* _GOAL_
Determine how many lines include the word "title", then give that number and nothing more.

┄┄┄┄┄┄

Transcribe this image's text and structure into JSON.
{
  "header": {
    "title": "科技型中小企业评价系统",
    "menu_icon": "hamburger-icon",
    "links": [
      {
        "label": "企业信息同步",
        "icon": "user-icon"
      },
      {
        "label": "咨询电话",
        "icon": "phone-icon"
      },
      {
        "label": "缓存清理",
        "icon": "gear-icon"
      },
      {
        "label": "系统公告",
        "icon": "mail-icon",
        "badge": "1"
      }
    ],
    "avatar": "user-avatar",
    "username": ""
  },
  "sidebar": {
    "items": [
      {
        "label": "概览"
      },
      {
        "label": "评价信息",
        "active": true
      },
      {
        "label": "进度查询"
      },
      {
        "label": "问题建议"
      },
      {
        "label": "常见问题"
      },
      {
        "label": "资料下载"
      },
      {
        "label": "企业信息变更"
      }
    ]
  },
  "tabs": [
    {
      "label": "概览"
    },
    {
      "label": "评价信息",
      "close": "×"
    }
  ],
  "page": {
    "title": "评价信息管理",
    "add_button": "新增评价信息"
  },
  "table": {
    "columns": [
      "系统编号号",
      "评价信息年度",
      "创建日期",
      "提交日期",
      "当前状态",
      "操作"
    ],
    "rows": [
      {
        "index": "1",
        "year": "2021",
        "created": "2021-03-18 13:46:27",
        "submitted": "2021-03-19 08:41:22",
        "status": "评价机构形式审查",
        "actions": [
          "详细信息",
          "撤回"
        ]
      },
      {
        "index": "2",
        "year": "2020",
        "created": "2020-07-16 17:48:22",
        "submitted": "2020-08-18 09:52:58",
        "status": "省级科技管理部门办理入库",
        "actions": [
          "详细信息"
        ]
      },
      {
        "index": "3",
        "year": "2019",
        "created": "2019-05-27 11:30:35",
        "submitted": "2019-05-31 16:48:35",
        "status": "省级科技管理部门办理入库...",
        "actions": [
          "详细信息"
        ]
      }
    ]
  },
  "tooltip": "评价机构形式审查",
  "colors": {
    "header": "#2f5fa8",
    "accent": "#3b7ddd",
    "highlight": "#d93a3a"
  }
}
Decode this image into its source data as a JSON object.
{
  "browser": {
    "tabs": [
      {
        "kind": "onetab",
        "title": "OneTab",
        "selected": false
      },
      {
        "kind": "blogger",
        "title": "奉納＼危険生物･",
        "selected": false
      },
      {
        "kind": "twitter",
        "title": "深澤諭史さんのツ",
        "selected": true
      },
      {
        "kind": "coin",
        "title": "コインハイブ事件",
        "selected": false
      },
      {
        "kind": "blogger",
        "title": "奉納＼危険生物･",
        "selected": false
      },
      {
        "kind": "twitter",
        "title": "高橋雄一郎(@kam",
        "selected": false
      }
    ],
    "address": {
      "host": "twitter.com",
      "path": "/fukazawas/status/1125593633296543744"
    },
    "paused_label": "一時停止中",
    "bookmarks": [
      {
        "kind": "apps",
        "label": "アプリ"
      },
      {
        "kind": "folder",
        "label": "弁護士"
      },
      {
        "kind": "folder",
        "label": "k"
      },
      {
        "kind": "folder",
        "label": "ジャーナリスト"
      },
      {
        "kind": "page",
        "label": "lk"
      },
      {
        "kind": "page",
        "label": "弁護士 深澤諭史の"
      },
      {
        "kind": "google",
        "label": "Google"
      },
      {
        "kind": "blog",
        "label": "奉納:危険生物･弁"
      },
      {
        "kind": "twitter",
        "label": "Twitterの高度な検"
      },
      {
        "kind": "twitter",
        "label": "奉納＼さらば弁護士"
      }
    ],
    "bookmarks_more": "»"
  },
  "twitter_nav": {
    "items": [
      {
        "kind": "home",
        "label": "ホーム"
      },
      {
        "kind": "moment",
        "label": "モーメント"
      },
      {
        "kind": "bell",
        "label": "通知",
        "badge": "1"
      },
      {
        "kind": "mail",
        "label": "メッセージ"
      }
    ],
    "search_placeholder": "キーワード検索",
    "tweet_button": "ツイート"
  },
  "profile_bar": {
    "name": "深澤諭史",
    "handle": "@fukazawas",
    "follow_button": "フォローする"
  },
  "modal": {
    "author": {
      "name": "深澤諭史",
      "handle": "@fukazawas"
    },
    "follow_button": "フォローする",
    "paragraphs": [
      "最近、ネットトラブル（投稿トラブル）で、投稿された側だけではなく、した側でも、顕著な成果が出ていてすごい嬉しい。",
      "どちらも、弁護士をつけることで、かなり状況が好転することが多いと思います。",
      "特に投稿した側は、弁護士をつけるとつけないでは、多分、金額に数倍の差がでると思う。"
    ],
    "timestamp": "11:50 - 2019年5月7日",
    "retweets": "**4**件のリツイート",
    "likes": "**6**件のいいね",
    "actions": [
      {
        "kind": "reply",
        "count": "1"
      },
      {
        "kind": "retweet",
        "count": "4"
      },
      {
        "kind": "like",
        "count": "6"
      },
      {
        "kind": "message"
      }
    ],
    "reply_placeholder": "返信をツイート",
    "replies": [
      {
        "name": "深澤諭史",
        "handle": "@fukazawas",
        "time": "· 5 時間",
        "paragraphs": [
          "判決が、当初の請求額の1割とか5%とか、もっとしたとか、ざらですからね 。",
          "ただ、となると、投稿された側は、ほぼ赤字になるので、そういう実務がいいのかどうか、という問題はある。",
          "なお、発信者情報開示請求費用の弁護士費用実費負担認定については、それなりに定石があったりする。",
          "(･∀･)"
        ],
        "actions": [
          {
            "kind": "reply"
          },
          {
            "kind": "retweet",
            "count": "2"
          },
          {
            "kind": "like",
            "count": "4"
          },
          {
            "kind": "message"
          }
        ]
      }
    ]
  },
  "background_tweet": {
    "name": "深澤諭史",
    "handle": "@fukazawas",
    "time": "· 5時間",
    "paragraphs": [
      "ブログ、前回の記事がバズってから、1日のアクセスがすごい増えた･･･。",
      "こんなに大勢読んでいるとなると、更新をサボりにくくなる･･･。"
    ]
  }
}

┄┄┄┄┄┄

* _ANSWER TO THIS TASK_
8